__GIVEN EXERCISE__.
Return the whole listing, line for line, without the pictures in it.

**** INPUT ****

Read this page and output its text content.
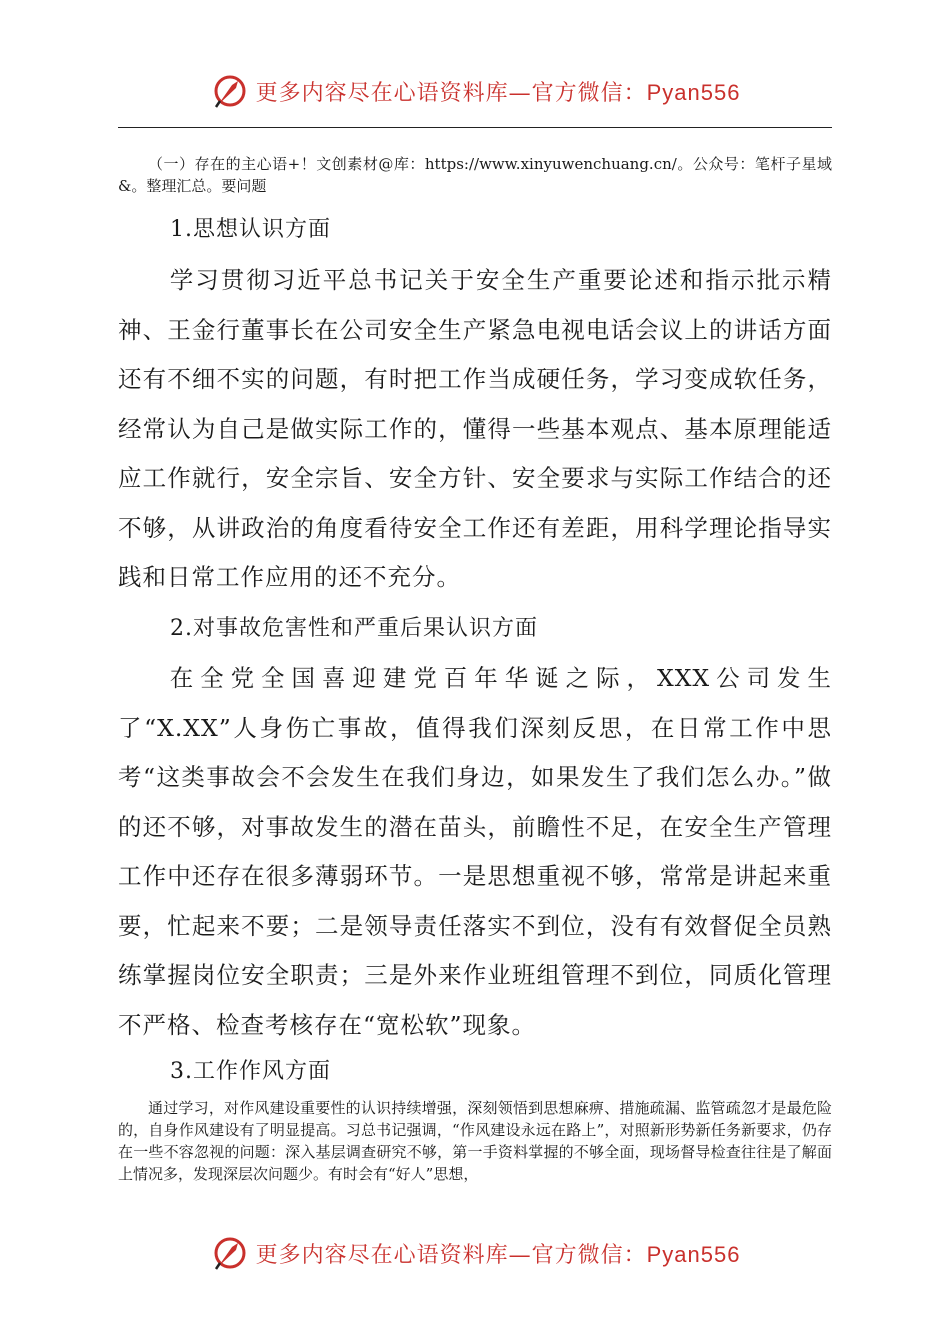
更多内容尽在心语资料库—官方微信：Pyan556

（一）存在的主心语+！文创素材@库：https://www.xinyuwenchuang.cn/。公众号：笔杆子星域&。整理汇总。要问题

1.思想认识方面

学习贯彻习近平总书记关于安全生产重要论述和指示批示精神、王金行董事长在公司安全生产紧急电视电话会议上的讲话方面还有不细不实的问题，有时把工作当成硬任务，学习变成软任务，经常认为自己是做实际工作的，懂得一些基本观点、基本原理能适应工作就行，安全宗旨、安全方针、安全要求与实际工作结合的还不够，从讲政治的角度看待安全工作还有差距，用科学理论指导实践和日常工作应用的还不充分。

2.对事故危害性和严重后果认识方面

在全党全国喜迎建党百年华诞之际，XXX公司发生了“X.XX”人身伤亡事故，值得我们深刻反思，在日常工作中思考“这类事故会不会发生在我们身边，如果发生了我们怎么办。”做的还不够，对事故发生的潜在苗头，前瞻性不足，在安全生产管理工作中还存在很多薄弱环节。一是思想重视不够，常常是讲起来重要，忙起来不要；二是领导责任落实不到位，没有有效督促全员熟练掌握岗位安全职责；三是外来作业班组管理不到位，同质化管理不严格、检查考核存在“宽松软”现象。

3.工作作风方面

通过学习，对作风建设重要性的认识持续增强，深刻领悟到思想麻痹、措施疏漏、监管疏忽才是最危险的，自身作风建设有了明显提高。习总书记强调，“作风建设永远在路上”，对照新形势新任务新要求，仍存在一些不容忽视的问题：深入基层调查研究不够，第一手资料掌握的不够全面，现场督导检查往往是了解面上情况多，发现深层次问题少。有时会有“好人”思想，

更多内容尽在心语资料库—官方微信：Pyan556
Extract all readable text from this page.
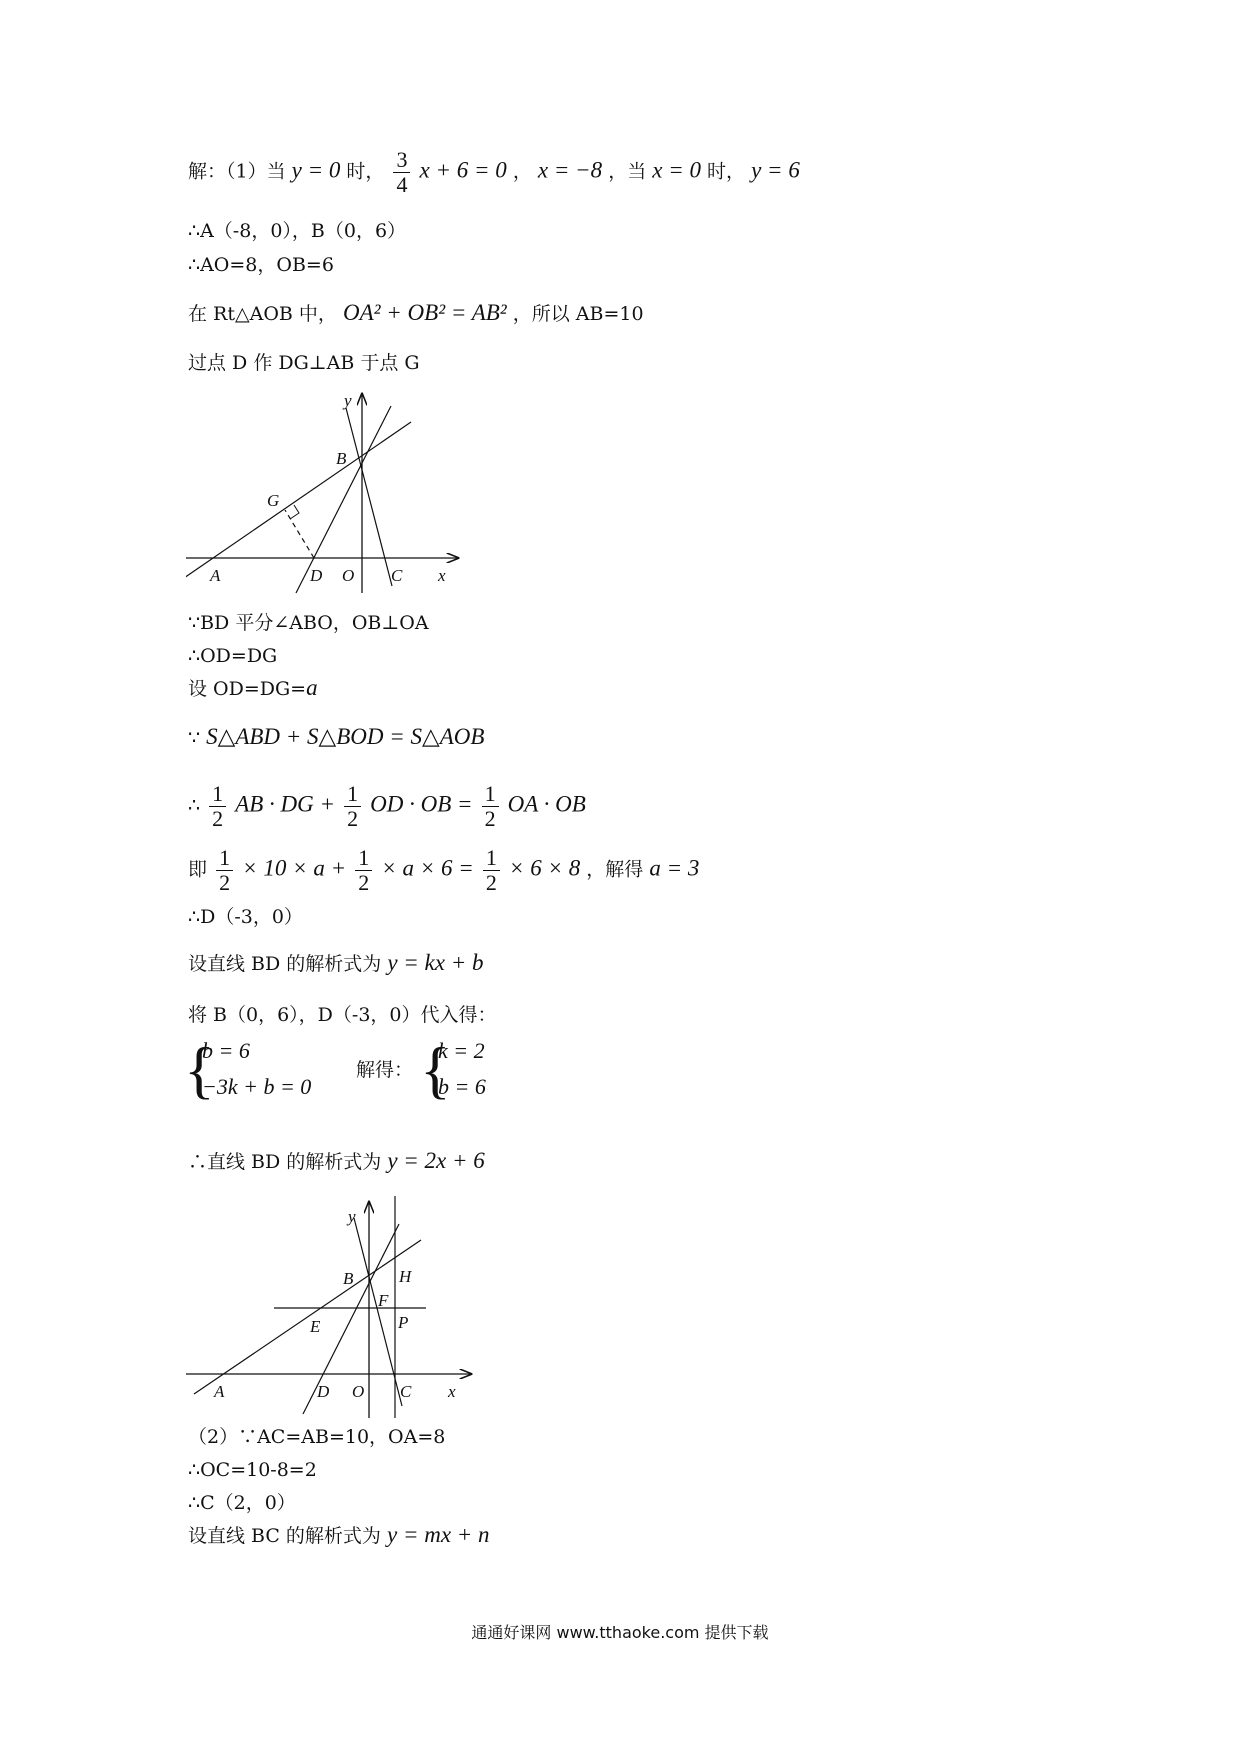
解：（1）当 y = 0 时， $\frac{3}{4}$ x + 6 = 0 ， x = −8 ，当 x = 0 时， y = 6
∴A（-8，0），B（0，6）
∴AO=8，OB=6
在 Rt△AOB 中， OA² + OB² = AB² ，所以 AB=10
过点 D 作 DG⊥AB 于点 G
y
B
G
A	D O C x
∵BD 平分∠ABO，OB⊥OA
∴OD=DG
设 OD=DG=a
∵ S△ABD + S△BOD = S△AOB
∴ $\frac{1}{2}$ AB · DG + $\frac{1}{2}$ OD · OB = $\frac{1}{2}$ OA · OB
即 $\frac{1}{2} \times 10 \times a + \frac{1}{2} \times a \times 6 = \frac{1}{2} \times 6 \times 8$ ，解得 a = 3
∴D（-3，0）
设直线 BD 的解析式为 y = kx + b
将 B（0，6），D（-3，0）代入得：
{
b = 6
−3k + b = 0
解得： {
k = 2
b = 6
∴直线 BD 的解析式为 y = 2x + 6
y
B	H
F
E	P
A	D O C x
（2）∵AC=AB=10，OA=8
∴OC=10-8=2
∴C（2，0）
设直线 BC 的解析式为 y = mx + n
通通好课网 www.tthaoke.com 提供下载
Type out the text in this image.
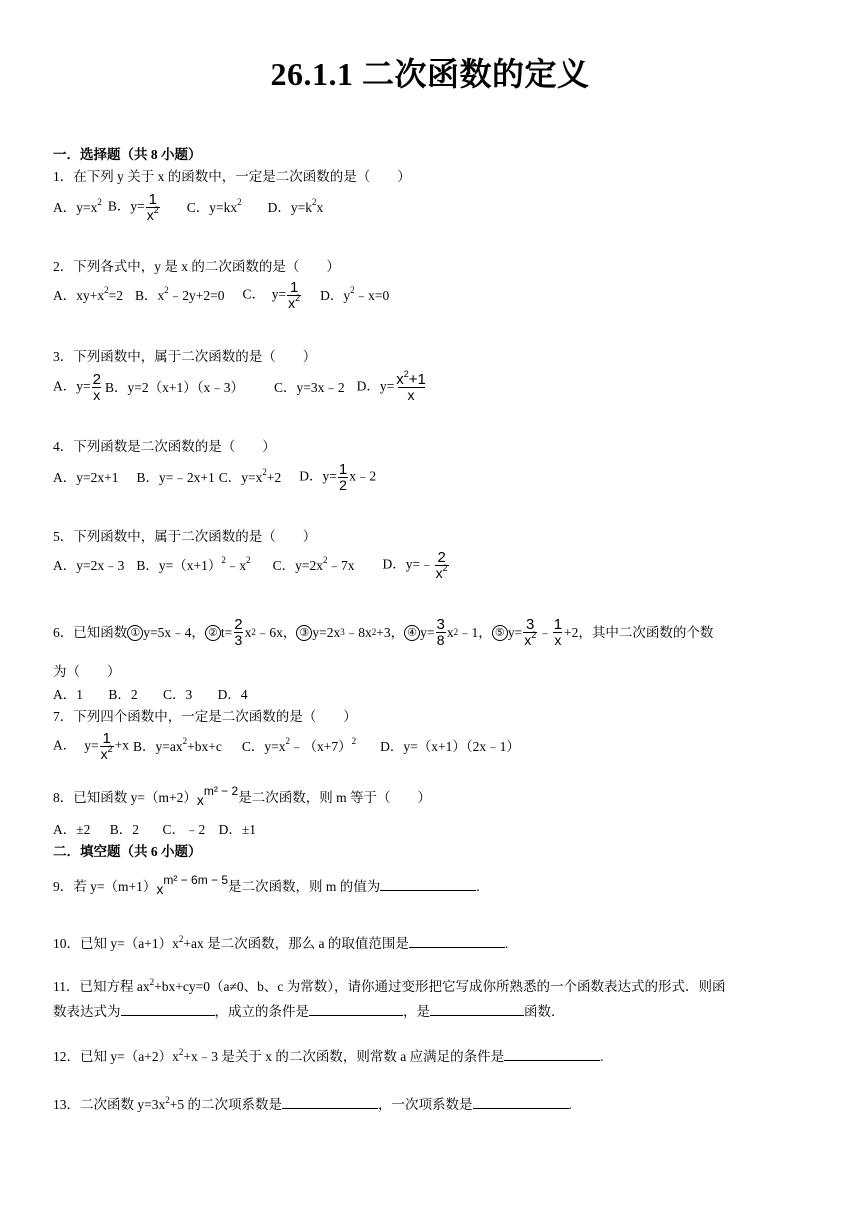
26.1.1 二次函数的定义
一．选择题（共 8 小题）
1．在下列 y 关于 x 的函数中，一定是二次函数的是（　　）
A．$y=x^2$ B．$y= \frac{1}{x^2}$ C．$y=kx^2$ D．$y=k^2x$
2．下列各式中，y 是 x 的二次函数的是（　　）
A．$xy+x^2=2$ B．$x^2﹣2y+2=0$ C．　$y= \frac{1}{x^2}$ D．$y^2﹣x=0$
3．下列函数中，属于二次函数的是（　　）
A．$y= \frac{2}{x}$ B．y=2（x+1）（x﹣3） C．y=3x﹣2 D．$y= \frac{x^2+1}{x}$
4．下列函数是二次函数的是（　　）
A．y=2x+1 B．y=﹣2x+1 C．$y=x^2+2$ D．$y= \frac{1}{2}$ x﹣2
5．下列函数中，属于二次函数的是（　　）
A．y=2x﹣3 B．$y=(x+1)^2﹣x^2$ C．$y=2x^2﹣7x$ D．y=﹣ $\frac{2}{x^2}$
6．已知函数 ① y=5x﹣4， ② $t= \frac{2}{3} x^2$ ﹣6x， ③ $y=2x^3$ $﹣8x^2 +3$， ④ $y= \frac{3}{8} x^2$ ﹣1， ⑤ $y= \frac{3}{x^2}$ ﹣ $\frac{1}{x} +2$，其中二次函数的个数
为（　　）
A．1 B．2 C．3 D．4
7．下列四个函数中，一定是二次函数的是（　　）
A． $y= \frac{1}{x^2} +x$ B．$y=ax^2+bx+c$ C．$y=x^2﹣(x+7)^2$ D．y=（x+1）（2x﹣1）
8．已知函数 y=（m+2）xm² − 2是二次函数，则 m 等于（　　）
A．±2 B．2 C．﹣2 D．±1
二．填空题（共 6 小题）
9．若 y=（m+1）xm² − 6m − 5是二次函数，则 m 的值为	.
10．已知 $y=(a+1)x^2+ax$ 是二次函数，那么 a 的取值范围是	.
11．已知方程 $ax^2+bx+cy=0(a\ne 0$、b、c 为常数），请你通过变形把它写成你所熟悉的一个函数表达式的形式．则函
数表达式为	，成立的条件是	，是	函数．
12．已知 $y=(a+2)x^2+x﹣3$ 是关于 x 的二次函数，则常数 a 应满足的条件是	.
13．二次函数 $y=3x^2+5$ 的二次项系数是	，一次项系数是	.
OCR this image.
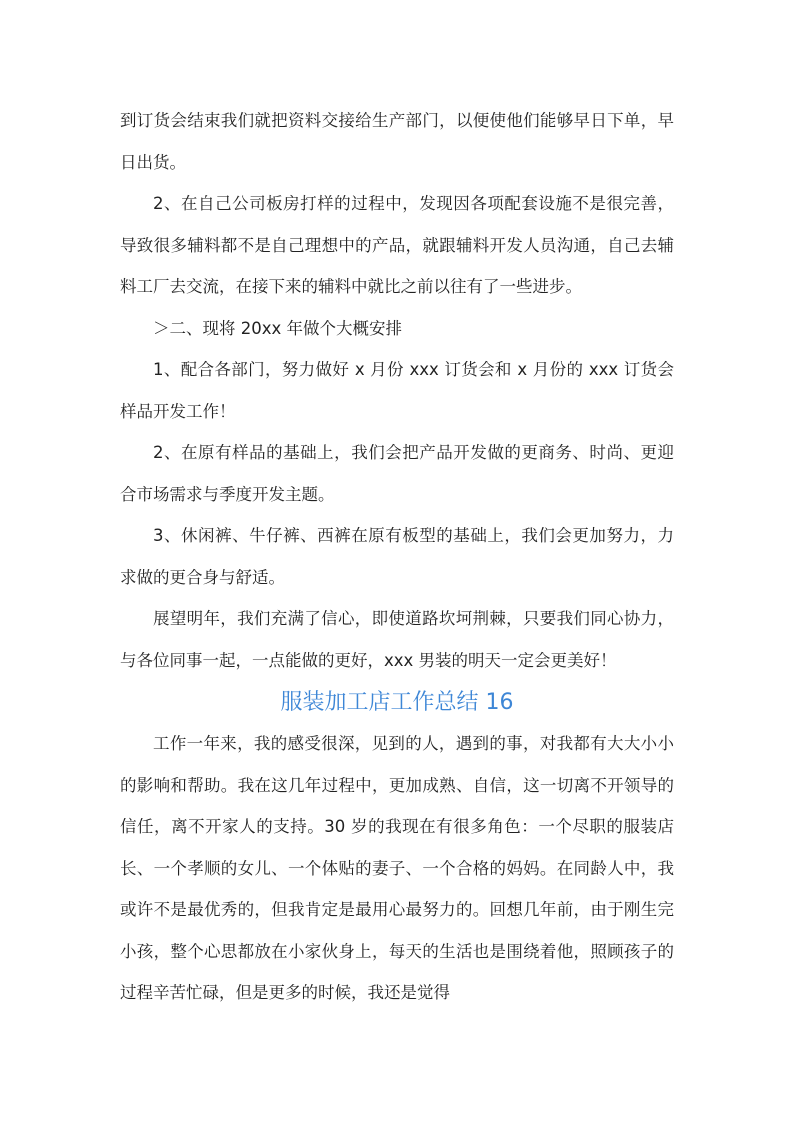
到订货会结束我们就把资料交接给生产部门，以便使他们能够早日下单，早日出货。

2、在自己公司板房打样的过程中，发现因各项配套设施不是很完善，导致很多辅料都不是自己理想中的产品，就跟辅料开发人员沟通，自己去辅料工厂去交流，在接下来的辅料中就比之前以往有了一些进步。

＞二、现将 20xx 年做个大概安排

1、配合各部门，努力做好 x 月份 xxx 订货会和 x 月份的 xxx 订货会样品开发工作！

2、在原有样品的基础上，我们会把产品开发做的更商务、时尚、更迎合市场需求与季度开发主题。

3、休闲裤、牛仔裤、西裤在原有板型的基础上，我们会更加努力，力求做的更合身与舒适。

展望明年，我们充满了信心，即使道路坎坷荆棘，只要我们同心协力，与各位同事一起，一点能做的更好，xxx 男装的明天一定会更美好！

服装加工店工作总结 16

工作一年来，我的感受很深，见到的人，遇到的事，对我都有大大小小的影响和帮助。我在这几年过程中，更加成熟、自信，这一切离不开领导的信任，离不开家人的支持。30 岁的我现在有很多角色：一个尽职的服装店长、一个孝顺的女儿、一个体贴的妻子、一个合格的妈妈。在同龄人中，我或许不是最优秀的，但我肯定是最用心最努力的。回想几年前，由于刚生完小孩，整个心思都放在小家伙身上，每天的生活也是围绕着他，照顾孩子的过程辛苦忙碌，但是更多的时候，我还是觉得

****

__SOLUTION TO THIS PROBLEM__.
Read this page and output its text content.
更多内容尽在心语资料库—官方微信：Pyan556

（一）存在的主心语+！文创素材@库：https://www.xinyuwenchuang.cn/。公众号：笔杆子星域&。整理汇总。要问题

1.思想认识方面

学习贯彻习近平总书记关于安全生产重要论述和指示批示精神、王金行董事长在公司安全生产紧急电视电话会议上的讲话方面还有不细不实的问题，有时把工作当成硬任务，学习变成软任务，经常认为自己是做实际工作的，懂得一些基本观点、基本原理能适应工作就行，安全宗旨、安全方针、安全要求与实际工作结合的还不够，从讲政治的角度看待安全工作还有差距，用科学理论指导实践和日常工作应用的还不充分。

2.对事故危害性和严重后果认识方面

在全党全国喜迎建党百年华诞之际，XXX公司发生了“X.XX”人身伤亡事故，值得我们深刻反思，在日常工作中思考“这类事故会不会发生在我们身边，如果发生了我们怎么办。”做的还不够，对事故发生的潜在苗头，前瞻性不足，在安全生产管理工作中还存在很多薄弱环节。一是思想重视不够，常常是讲起来重要，忙起来不要；二是领导责任落实不到位，没有有效督促全员熟练掌握岗位安全职责；三是外来作业班组管理不到位，同质化管理不严格、检查考核存在“宽松软”现象。

3.工作作风方面

通过学习，对作风建设重要性的认识持续增强，深刻领悟到思想麻痹、措施疏漏、监管疏忽才是最危险的，自身作风建设有了明显提高。习总书记强调，“作风建设永远在路上”，对照新形势新任务新要求，仍存在一些不容忽视的问题：深入基层调查研究不够，第一手资料掌握的不够全面，现场督导检查往往是了解面上情况多，发现深层次问题少。有时会有“好人”思想，

更多内容尽在心语资料库—官方微信：Pyan556
Extract all readable text from this page.
解：（1）当 y = 0 时， $\frac{3}{4}$ x + 6 = 0 ， x = −8 ，当 x = 0 时， y = 6
∴A（-8，0），B（0，6）
∴AO=8，OB=6
在 Rt△AOB 中， OA² + OB² = AB² ，所以 AB=10
过点 D 作 DG⊥AB 于点 G
y
B
G
A	D O C x
∵BD 平分∠ABO，OB⊥OA
∴OD=DG
设 OD=DG=a
∵ S△ABD + S△BOD = S△AOB
∴ $\frac{1}{2}$ AB · DG + $\frac{1}{2}$ OD · OB = $\frac{1}{2}$ OA · OB
即 $\frac{1}{2} \times 10 \times a + \frac{1}{2} \times a \times 6 = \frac{1}{2} \times 6 \times 8$ ，解得 a = 3
∴D（-3，0）
设直线 BD 的解析式为 y = kx + b
将 B（0，6），D（-3，0）代入得：
{
b = 6
−3k + b = 0
解得： {
k = 2
b = 6
∴直线 BD 的解析式为 y = 2x + 6
y
B	H
F
E	P
A	D O C x
（2）∵AC=AB=10，OA=8
∴OC=10-8=2
∴C（2，0）
设直线 BC 的解析式为 y = mx + n
通通好课网 www.tthaoke.com 提供下载
Type out the text in this image.
26.1.1 二次函数的定义
一．选择题（共 8 小题）
1．在下列 y 关于 x 的函数中，一定是二次函数的是（　　）
A．$y=x^2$ B．$y= \frac{1}{x^2}$ C．$y=kx^2$ D．$y=k^2x$
2．下列各式中，y 是 x 的二次函数的是（　　）
A．$xy+x^2=2$ B．$x^2﹣2y+2=0$ C．　$y= \frac{1}{x^2}$ D．$y^2﹣x=0$
3．下列函数中，属于二次函数的是（　　）
A．$y= \frac{2}{x}$ B．y=2（x+1）（x﹣3） C．y=3x﹣2 D．$y= \frac{x^2+1}{x}$
4．下列函数是二次函数的是（　　）
A．y=2x+1 B．y=﹣2x+1 C．$y=x^2+2$ D．$y= \frac{1}{2}$ x﹣2
5．下列函数中，属于二次函数的是（　　）
A．y=2x﹣3 B．$y=(x+1)^2﹣x^2$ C．$y=2x^2﹣7x$ D．y=﹣ $\frac{2}{x^2}$
6．已知函数 ① y=5x﹣4， ② $t= \frac{2}{3} x^2$ ﹣6x， ③ $y=2x^3$ $﹣8x^2 +3$， ④ $y= \frac{3}{8} x^2$ ﹣1， ⑤ $y= \frac{3}{x^2}$ ﹣ $\frac{1}{x} +2$，其中二次函数的个数
为（　　）
A．1 B．2 C．3 D．4
7．下列四个函数中，一定是二次函数的是（　　）
A． $y= \frac{1}{x^2} +x$ B．$y=ax^2+bx+c$ C．$y=x^2﹣(x+7)^2$ D．y=（x+1）（2x﹣1）
8．已知函数 y=（m+2）xm² − 2是二次函数，则 m 等于（　　）
A．±2 B．2 C．﹣2 D．±1
二．填空题（共 6 小题）
9．若 y=（m+1）xm² − 6m − 5是二次函数，则 m 的值为	.
10．已知 $y=(a+1)x^2+ax$ 是二次函数，那么 a 的取值范围是	.
11．已知方程 $ax^2+bx+cy=0(a\ne 0$、b、c 为常数），请你通过变形把它写成你所熟悉的一个函数表达式的形式．则函
数表达式为	，成立的条件是	，是	函数．
12．已知 $y=(a+2)x^2+x﹣3$ 是关于 x 的二次函数，则常数 a 应满足的条件是	.
13．二次函数 $y=3x^2+5$ 的二次项系数是	，一次项系数是	.
OCR this image.
到订货会结束我们就把资料交接给生产部门，以便使他们能够早日下单，早日出货。

2、在自己公司板房打样的过程中，发现因各项配套设施不是很完善，导致很多辅料都不是自己理想中的产品，就跟辅料开发人员沟通，自己去辅料工厂去交流，在接下来的辅料中就比之前以往有了一些进步。

＞二、现将 20xx 年做个大概安排

1、配合各部门，努力做好 x 月份 xxx 订货会和 x 月份的 xxx 订货会样品开发工作！

2、在原有样品的基础上，我们会把产品开发做的更商务、时尚、更迎合市场需求与季度开发主题。

3、休闲裤、牛仔裤、西裤在原有板型的基础上，我们会更加努力，力求做的更合身与舒适。

展望明年，我们充满了信心，即使道路坎坷荆棘，只要我们同心协力，与各位同事一起，一点能做的更好，xxx 男装的明天一定会更美好！

服装加工店工作总结 16

工作一年来，我的感受很深，见到的人，遇到的事，对我都有大大小小的影响和帮助。我在这几年过程中，更加成熟、自信，这一切离不开领导的信任，离不开家人的支持。30 岁的我现在有很多角色：一个尽职的服装店长、一个孝顺的女儿、一个体贴的妻子、一个合格的妈妈。在同龄人中，我或许不是最优秀的，但我肯定是最用心最努力的。回想几年前，由于刚生完小孩，整个心思都放在小家伙身上，每天的生活也是围绕着他，照顾孩子的过程辛苦忙碌，但是更多的时候，我还是觉得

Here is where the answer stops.